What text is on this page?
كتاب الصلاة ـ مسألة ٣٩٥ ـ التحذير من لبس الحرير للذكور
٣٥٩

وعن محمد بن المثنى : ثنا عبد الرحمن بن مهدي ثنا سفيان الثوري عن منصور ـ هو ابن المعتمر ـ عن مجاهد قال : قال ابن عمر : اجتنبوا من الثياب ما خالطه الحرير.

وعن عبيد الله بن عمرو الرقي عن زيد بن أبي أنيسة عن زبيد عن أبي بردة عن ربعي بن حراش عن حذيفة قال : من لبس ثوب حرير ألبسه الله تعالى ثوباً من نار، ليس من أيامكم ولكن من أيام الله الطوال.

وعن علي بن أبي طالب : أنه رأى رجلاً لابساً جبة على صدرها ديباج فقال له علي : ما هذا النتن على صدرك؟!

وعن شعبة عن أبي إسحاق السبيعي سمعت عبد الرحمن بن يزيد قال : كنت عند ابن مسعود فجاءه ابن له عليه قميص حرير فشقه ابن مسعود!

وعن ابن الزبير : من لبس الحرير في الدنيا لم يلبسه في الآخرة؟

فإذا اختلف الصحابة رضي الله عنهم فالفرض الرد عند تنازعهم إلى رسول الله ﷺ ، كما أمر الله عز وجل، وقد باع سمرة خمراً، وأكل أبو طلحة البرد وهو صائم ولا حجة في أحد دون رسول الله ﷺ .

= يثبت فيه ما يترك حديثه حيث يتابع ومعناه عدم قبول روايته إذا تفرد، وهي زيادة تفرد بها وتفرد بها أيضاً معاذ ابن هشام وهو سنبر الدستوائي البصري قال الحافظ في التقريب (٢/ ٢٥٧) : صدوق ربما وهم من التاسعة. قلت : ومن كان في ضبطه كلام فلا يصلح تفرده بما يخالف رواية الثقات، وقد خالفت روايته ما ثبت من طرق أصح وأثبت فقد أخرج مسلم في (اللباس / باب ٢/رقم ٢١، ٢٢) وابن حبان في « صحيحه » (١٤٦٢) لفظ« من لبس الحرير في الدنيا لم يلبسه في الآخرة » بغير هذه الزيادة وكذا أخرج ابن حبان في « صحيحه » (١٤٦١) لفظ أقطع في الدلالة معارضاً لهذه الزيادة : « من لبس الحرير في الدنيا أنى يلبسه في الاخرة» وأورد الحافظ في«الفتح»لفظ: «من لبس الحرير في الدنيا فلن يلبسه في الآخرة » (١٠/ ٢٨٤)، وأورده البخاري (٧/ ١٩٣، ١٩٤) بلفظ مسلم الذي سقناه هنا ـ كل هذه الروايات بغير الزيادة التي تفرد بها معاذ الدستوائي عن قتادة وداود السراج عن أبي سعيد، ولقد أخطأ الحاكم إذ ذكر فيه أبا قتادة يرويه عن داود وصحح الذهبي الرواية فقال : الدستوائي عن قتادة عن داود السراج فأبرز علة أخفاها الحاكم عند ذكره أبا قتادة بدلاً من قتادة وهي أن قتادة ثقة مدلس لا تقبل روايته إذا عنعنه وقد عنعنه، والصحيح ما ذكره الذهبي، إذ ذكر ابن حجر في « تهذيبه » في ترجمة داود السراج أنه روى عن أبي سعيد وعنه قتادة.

* * *

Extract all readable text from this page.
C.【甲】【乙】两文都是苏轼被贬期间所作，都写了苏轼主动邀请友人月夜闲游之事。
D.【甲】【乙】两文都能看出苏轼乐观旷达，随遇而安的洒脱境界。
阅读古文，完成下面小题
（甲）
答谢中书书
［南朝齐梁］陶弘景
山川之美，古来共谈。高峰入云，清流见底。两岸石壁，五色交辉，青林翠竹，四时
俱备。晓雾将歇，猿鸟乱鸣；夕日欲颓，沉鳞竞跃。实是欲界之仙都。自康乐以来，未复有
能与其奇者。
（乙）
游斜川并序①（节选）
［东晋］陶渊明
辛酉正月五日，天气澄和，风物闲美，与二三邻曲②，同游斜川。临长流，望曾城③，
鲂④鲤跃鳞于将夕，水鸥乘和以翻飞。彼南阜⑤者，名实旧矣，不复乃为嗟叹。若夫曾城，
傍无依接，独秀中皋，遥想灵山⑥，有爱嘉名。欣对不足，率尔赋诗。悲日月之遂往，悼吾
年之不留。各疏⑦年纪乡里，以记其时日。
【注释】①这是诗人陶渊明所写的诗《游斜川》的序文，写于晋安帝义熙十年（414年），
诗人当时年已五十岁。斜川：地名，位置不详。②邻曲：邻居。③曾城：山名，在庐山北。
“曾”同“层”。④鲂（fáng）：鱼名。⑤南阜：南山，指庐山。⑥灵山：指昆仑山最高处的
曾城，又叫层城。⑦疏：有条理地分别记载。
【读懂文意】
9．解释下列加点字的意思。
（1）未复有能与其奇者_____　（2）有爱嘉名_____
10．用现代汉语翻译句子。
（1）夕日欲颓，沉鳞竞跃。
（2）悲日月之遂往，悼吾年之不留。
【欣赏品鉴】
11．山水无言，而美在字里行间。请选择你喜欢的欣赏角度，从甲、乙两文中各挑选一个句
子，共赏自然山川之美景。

§ Exercise aim: Your answer should be a single number: the count of lines holding the word "悲日月之遂往".

§ Answer below: 2